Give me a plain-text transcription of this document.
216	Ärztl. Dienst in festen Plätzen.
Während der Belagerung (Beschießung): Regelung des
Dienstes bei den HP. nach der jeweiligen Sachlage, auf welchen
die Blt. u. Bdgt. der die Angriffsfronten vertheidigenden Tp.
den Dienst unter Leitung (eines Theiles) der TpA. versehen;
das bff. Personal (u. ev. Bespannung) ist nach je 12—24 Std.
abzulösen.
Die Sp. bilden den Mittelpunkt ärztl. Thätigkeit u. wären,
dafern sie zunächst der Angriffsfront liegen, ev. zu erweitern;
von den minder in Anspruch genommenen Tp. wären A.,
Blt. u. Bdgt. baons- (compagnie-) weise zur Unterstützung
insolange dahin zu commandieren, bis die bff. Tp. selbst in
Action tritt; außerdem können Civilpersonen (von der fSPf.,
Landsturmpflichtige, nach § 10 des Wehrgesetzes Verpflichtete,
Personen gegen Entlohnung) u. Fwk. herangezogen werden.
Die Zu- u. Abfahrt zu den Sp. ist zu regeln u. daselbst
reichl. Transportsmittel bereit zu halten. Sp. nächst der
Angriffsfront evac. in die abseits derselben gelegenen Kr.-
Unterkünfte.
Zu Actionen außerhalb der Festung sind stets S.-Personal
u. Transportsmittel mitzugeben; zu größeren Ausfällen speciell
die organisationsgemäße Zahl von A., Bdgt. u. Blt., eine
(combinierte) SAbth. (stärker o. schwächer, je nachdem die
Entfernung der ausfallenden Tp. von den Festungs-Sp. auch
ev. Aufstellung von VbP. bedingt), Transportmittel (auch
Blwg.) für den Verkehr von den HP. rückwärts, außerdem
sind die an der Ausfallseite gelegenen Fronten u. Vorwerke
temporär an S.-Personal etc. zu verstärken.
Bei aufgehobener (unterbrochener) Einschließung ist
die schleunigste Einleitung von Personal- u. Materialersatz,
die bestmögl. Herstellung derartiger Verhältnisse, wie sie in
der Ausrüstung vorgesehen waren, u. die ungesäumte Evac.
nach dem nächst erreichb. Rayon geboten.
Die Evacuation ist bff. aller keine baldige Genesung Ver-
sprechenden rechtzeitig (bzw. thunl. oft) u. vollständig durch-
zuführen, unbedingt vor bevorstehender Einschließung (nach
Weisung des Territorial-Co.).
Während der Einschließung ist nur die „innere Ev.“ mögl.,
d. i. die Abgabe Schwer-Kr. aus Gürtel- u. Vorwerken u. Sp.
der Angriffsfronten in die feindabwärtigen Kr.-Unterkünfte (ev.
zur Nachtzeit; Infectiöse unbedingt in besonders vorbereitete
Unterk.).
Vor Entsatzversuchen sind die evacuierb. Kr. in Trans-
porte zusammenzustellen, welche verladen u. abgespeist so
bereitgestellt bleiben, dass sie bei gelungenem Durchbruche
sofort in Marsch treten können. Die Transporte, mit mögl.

= Exercise details =
Every line above that includes the string "auch" should be counted, and the answer should be that number only.

= Answer to this task =
2